## Set exercise
Rewrite the records below with each "y2-tick-label" swapped for "right-axis-label", keeping everything else the same and leaving out the pictures.

## Data to use
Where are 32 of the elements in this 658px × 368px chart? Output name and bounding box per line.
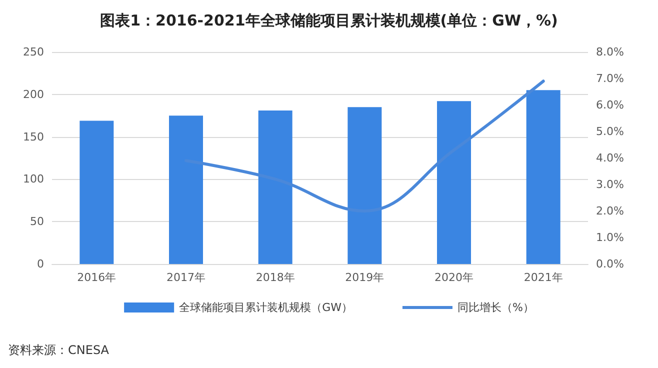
y2-tick-label: 2.0%: [596, 204, 624, 218]
legend-label: 同比增长（%）: [457, 301, 534, 314]
x-tick-label: 2016年: [77, 271, 116, 284]
y2-tick-label: 5.0%: [596, 125, 624, 138]
chart-title: 图表1：2016-2021年全球储能项目累计装机规模(单位：GW，%): [100, 12, 558, 30]
bar: [437, 101, 471, 264]
x-tick-label: 2018年: [256, 271, 295, 284]
bar: [526, 90, 560, 264]
x-tick-label: 2019年: [345, 271, 384, 284]
y-tick-label: 0: [37, 258, 44, 270]
y2-tick-label: 7.0%: [596, 72, 624, 85]
y-tick-label: 150: [23, 130, 44, 144]
y2-tick-label: 8.0%: [596, 46, 624, 58]
x-tick-label: 2021年: [524, 271, 563, 284]
bar: [348, 107, 382, 264]
y2-tick-label: 3.0%: [596, 178, 624, 191]
y-tick-label: 50: [30, 215, 44, 228]
y2-tick-label: 1.0%: [596, 231, 624, 244]
bar: [169, 116, 203, 264]
legend-label: 全球储能项目累计装机规模（GW）: [179, 301, 352, 314]
bar: [258, 110, 292, 264]
y-tick-label: 200: [23, 88, 44, 101]
x-tick-label: 2017年: [166, 271, 206, 284]
bar: [80, 120, 114, 264]
y-tick-label: 100: [23, 172, 44, 186]
x-tick-label: 2020年: [434, 271, 474, 284]
y-tick-label: 250: [23, 46, 44, 58]
line-series: [184, 80, 545, 212]
y2-tick-label: 4.0%: [596, 152, 624, 164]
text: 资料来源：CNESA: [8, 343, 110, 357]
y2-tick-label: 6.0%: [596, 98, 624, 112]
y2-tick-label: 0.0%: [596, 258, 624, 270]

## Response to the task
Where are 32 of the elements in this 658px × 368px chart? Output name and bounding box per line.
right-axis-label: 2.0%: [596, 204, 624, 218]
legend-label: 同比增长（%）: [457, 301, 534, 314]
x-tick-label: 2016年: [77, 271, 116, 284]
right-axis-label: 5.0%: [596, 125, 624, 138]
chart-title: 图表1：2016-2021年全球储能项目累计装机规模(单位：GW，%): [100, 12, 558, 30]
bar: [437, 101, 471, 264]
x-tick-label: 2018年: [256, 271, 295, 284]
bar: [526, 90, 560, 264]
x-tick-label: 2019年: [345, 271, 384, 284]
y-tick-label: 0: [37, 258, 44, 270]
right-axis-label: 7.0%: [596, 72, 624, 85]
y-tick-label: 150: [23, 130, 44, 144]
right-axis-label: 8.0%: [596, 46, 624, 58]
x-tick-label: 2021年: [524, 271, 563, 284]
bar: [348, 107, 382, 264]
right-axis-label: 3.0%: [596, 178, 624, 191]
y-tick-label: 50: [30, 215, 44, 228]
right-axis-label: 1.0%: [596, 231, 624, 244]
bar: [169, 116, 203, 264]
legend-label: 全球储能项目累计装机规模（GW）: [179, 301, 352, 314]
bar: [258, 110, 292, 264]
y-tick-label: 200: [23, 88, 44, 101]
x-tick-label: 2017年: [166, 271, 206, 284]
bar: [80, 120, 114, 264]
y-tick-label: 100: [23, 172, 44, 186]
x-tick-label: 2020年: [434, 271, 474, 284]
y-tick-label: 250: [23, 46, 44, 58]
line-series: [184, 80, 545, 212]
right-axis-label: 4.0%: [596, 152, 624, 164]
text: 资料来源：CNESA: [8, 343, 110, 357]
right-axis-label: 6.0%: [596, 98, 624, 112]
right-axis-label: 0.0%: [596, 258, 624, 270]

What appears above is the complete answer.